= Short exercise =
Copy the records below exactly as they appear.

= Provided entries =
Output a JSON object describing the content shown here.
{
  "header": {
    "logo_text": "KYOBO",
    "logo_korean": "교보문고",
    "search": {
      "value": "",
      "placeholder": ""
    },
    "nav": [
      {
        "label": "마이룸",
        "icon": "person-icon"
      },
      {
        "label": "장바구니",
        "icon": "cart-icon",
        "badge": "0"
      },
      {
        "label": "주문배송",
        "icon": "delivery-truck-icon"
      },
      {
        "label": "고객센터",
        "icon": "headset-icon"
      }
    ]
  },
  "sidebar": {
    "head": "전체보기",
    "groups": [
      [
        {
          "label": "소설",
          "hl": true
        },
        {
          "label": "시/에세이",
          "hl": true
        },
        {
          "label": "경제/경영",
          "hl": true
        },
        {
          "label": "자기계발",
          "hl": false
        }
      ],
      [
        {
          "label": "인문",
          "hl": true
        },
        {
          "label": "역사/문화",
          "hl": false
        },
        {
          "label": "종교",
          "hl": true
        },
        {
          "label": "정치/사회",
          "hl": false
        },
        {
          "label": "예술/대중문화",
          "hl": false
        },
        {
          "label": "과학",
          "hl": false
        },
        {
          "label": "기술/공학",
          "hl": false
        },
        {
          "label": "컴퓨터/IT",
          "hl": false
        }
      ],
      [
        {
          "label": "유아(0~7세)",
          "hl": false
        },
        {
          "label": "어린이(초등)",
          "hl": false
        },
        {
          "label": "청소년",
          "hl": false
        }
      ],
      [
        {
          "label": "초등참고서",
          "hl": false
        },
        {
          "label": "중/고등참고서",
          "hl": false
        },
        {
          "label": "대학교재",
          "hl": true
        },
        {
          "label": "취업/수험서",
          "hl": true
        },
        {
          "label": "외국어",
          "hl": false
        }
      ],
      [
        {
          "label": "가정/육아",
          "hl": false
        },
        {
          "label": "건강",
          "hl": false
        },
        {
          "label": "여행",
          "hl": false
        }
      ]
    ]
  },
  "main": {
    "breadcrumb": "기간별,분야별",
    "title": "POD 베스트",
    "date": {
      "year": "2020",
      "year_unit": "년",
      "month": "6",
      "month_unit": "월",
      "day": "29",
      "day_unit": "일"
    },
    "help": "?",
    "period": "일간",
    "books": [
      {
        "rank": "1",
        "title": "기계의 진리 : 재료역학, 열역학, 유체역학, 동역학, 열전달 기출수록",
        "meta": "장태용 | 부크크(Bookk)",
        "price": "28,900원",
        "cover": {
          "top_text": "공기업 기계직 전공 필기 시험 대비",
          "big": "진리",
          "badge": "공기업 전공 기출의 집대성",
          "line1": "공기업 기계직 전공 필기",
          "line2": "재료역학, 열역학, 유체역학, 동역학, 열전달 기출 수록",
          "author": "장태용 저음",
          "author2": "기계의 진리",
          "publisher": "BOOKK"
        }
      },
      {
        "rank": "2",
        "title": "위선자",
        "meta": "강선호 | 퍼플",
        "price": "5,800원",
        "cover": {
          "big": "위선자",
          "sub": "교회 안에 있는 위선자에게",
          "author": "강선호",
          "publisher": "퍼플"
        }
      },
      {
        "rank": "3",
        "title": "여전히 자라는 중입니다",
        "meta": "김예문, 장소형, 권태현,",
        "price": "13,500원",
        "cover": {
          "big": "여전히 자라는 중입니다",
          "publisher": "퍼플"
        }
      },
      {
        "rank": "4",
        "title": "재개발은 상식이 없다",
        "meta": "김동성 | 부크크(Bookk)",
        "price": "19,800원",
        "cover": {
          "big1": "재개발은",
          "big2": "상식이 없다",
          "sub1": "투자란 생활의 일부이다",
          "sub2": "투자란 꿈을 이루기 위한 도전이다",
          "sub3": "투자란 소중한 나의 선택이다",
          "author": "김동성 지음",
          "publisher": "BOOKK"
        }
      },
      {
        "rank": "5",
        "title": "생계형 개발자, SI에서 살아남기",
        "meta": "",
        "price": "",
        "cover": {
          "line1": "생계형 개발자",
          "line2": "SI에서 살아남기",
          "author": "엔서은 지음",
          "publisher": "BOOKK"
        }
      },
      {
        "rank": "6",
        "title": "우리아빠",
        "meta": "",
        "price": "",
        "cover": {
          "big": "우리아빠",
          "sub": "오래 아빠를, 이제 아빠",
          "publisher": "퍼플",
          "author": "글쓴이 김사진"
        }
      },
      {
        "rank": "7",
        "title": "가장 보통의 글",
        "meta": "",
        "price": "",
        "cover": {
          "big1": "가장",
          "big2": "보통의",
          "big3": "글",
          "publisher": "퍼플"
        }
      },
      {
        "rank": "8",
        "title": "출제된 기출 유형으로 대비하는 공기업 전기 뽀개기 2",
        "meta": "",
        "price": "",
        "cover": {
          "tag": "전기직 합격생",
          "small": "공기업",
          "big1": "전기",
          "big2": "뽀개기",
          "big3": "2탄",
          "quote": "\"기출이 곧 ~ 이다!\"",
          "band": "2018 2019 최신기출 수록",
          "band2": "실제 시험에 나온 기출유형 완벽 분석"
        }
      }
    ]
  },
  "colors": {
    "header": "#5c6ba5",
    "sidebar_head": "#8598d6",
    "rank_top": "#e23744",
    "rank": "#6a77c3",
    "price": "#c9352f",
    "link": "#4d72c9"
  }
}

= The completed task =
Output a JSON object describing the content shown here.
{
  "header": {
    "logo_text": "KYOBO",
    "logo_korean": "교보문고",
    "search": {
      "value": "",
      "placeholder": ""
    },
    "nav": [
      {
        "label": "마이룸",
        "icon": "person-icon"
      },
      {
        "label": "장바구니",
        "icon": "cart-icon",
        "badge": "0"
      },
      {
        "label": "주문배송",
        "icon": "delivery-truck-icon"
      },
      {
        "label": "고객센터",
        "icon": "headset-icon"
      }
    ]
  },
  "sidebar": {
    "head": "전체보기",
    "groups": [
      [
        {
          "label": "소설",
          "hl": true
        },
        {
          "label": "시/에세이",
          "hl": true
        },
        {
          "label": "경제/경영",
          "hl": true
        },
        {
          "label": "자기계발",
          "hl": false
        }
      ],
      [
        {
          "label": "인문",
          "hl": true
        },
        {
          "label": "역사/문화",
          "hl": false
        },
        {
          "label": "종교",
          "hl": true
        },
        {
          "label": "정치/사회",
          "hl": false
        },
        {
          "label": "예술/대중문화",
          "hl": false
        },
        {
          "label": "과학",
          "hl": false
        },
        {
          "label": "기술/공학",
          "hl": false
        },
        {
          "label": "컴퓨터/IT",
          "hl": false
        }
      ],
      [
        {
          "label": "유아(0~7세)",
          "hl": false
        },
        {
          "label": "어린이(초등)",
          "hl": false
        },
        {
          "label": "청소년",
          "hl": false
        }
      ],
      [
        {
          "label": "초등참고서",
          "hl": false
        },
        {
          "label": "중/고등참고서",
          "hl": false
        },
        {
          "label": "대학교재",
          "hl": true
        },
        {
          "label": "취업/수험서",
          "hl": true
        },
        {
          "label": "외국어",
          "hl": false
        }
      ],
      [
        {
          "label": "가정/육아",
          "hl": false
        },
        {
          "label": "건강",
          "hl": false
        },
        {
          "label": "여행",
          "hl": false
        }
      ]
    ]
  },
  "main": {
    "breadcrumb": "기간별,분야별",
    "title": "POD 베스트",
    "date": {
      "year": "2020",
      "year_unit": "년",
      "month": "6",
      "month_unit": "월",
      "day": "29",
      "day_unit": "일"
    },
    "help": "?",
    "period": "일간",
    "books": [
      {
        "rank": "1",
        "title": "기계의 진리 : 재료역학, 열역학, 유체역학, 동역학, 열전달 기출수록",
        "meta": "장태용 | 부크크(Bookk)",
        "price": "28,900원",
        "cover": {
          "top_text": "공기업 기계직 전공 필기 시험 대비",
          "big": "진리",
          "badge": "공기업 전공 기출의 집대성",
          "line1": "공기업 기계직 전공 필기",
          "line2": "재료역학, 열역학, 유체역학, 동역학, 열전달 기출 수록",
          "author": "장태용 저음",
          "author2": "기계의 진리",
          "publisher": "BOOKK"
        }
      },
      {
        "rank": "2",
        "title": "위선자",
        "meta": "강선호 | 퍼플",
        "price": "5,800원",
        "cover": {
          "big": "위선자",
          "sub": "교회 안에 있는 위선자에게",
          "author": "강선호",
          "publisher": "퍼플"
        }
      },
      {
        "rank": "3",
        "title": "여전히 자라는 중입니다",
        "meta": "김예문, 장소형, 권태현,",
        "price": "13,500원",
        "cover": {
          "big": "여전히 자라는 중입니다",
          "publisher": "퍼플"
        }
      },
      {
        "rank": "4",
        "title": "재개발은 상식이 없다",
        "meta": "김동성 | 부크크(Bookk)",
        "price": "19,800원",
        "cover": {
          "big1": "재개발은",
          "big2": "상식이 없다",
          "sub1": "투자란 생활의 일부이다",
          "sub2": "투자란 꿈을 이루기 위한 도전이다",
          "sub3": "투자란 소중한 나의 선택이다",
          "author": "김동성 지음",
          "publisher": "BOOKK"
        }
      },
      {
        "rank": "5",
        "title": "생계형 개발자, SI에서 살아남기",
        "meta": "",
        "price": "",
        "cover": {
          "line1": "생계형 개발자",
          "line2": "SI에서 살아남기",
          "author": "엔서은 지음",
          "publisher": "BOOKK"
        }
      },
      {
        "rank": "6",
        "title": "우리아빠",
        "meta": "",
        "price": "",
        "cover": {
          "big": "우리아빠",
          "sub": "오래 아빠를, 이제 아빠",
          "publisher": "퍼플",
          "author": "글쓴이 김사진"
        }
      },
      {
        "rank": "7",
        "title": "가장 보통의 글",
        "meta": "",
        "price": "",
        "cover": {
          "big1": "가장",
          "big2": "보통의",
          "big3": "글",
          "publisher": "퍼플"
        }
      },
      {
        "rank": "8",
        "title": "출제된 기출 유형으로 대비하는 공기업 전기 뽀개기 2",
        "meta": "",
        "price": "",
        "cover": {
          "tag": "전기직 합격생",
          "small": "공기업",
          "big1": "전기",
          "big2": "뽀개기",
          "big3": "2탄",
          "quote": "\"기출이 곧 ~ 이다!\"",
          "band": "2018 2019 최신기출 수록",
          "band2": "실제 시험에 나온 기출유형 완벽 분석"
        }
      }
    ]
  },
  "colors": {
    "header": "#5c6ba5",
    "sidebar_head": "#8598d6",
    "rank_top": "#e23744",
    "rank": "#6a77c3",
    "price": "#c9352f",
    "link": "#4d72c9"
  }
}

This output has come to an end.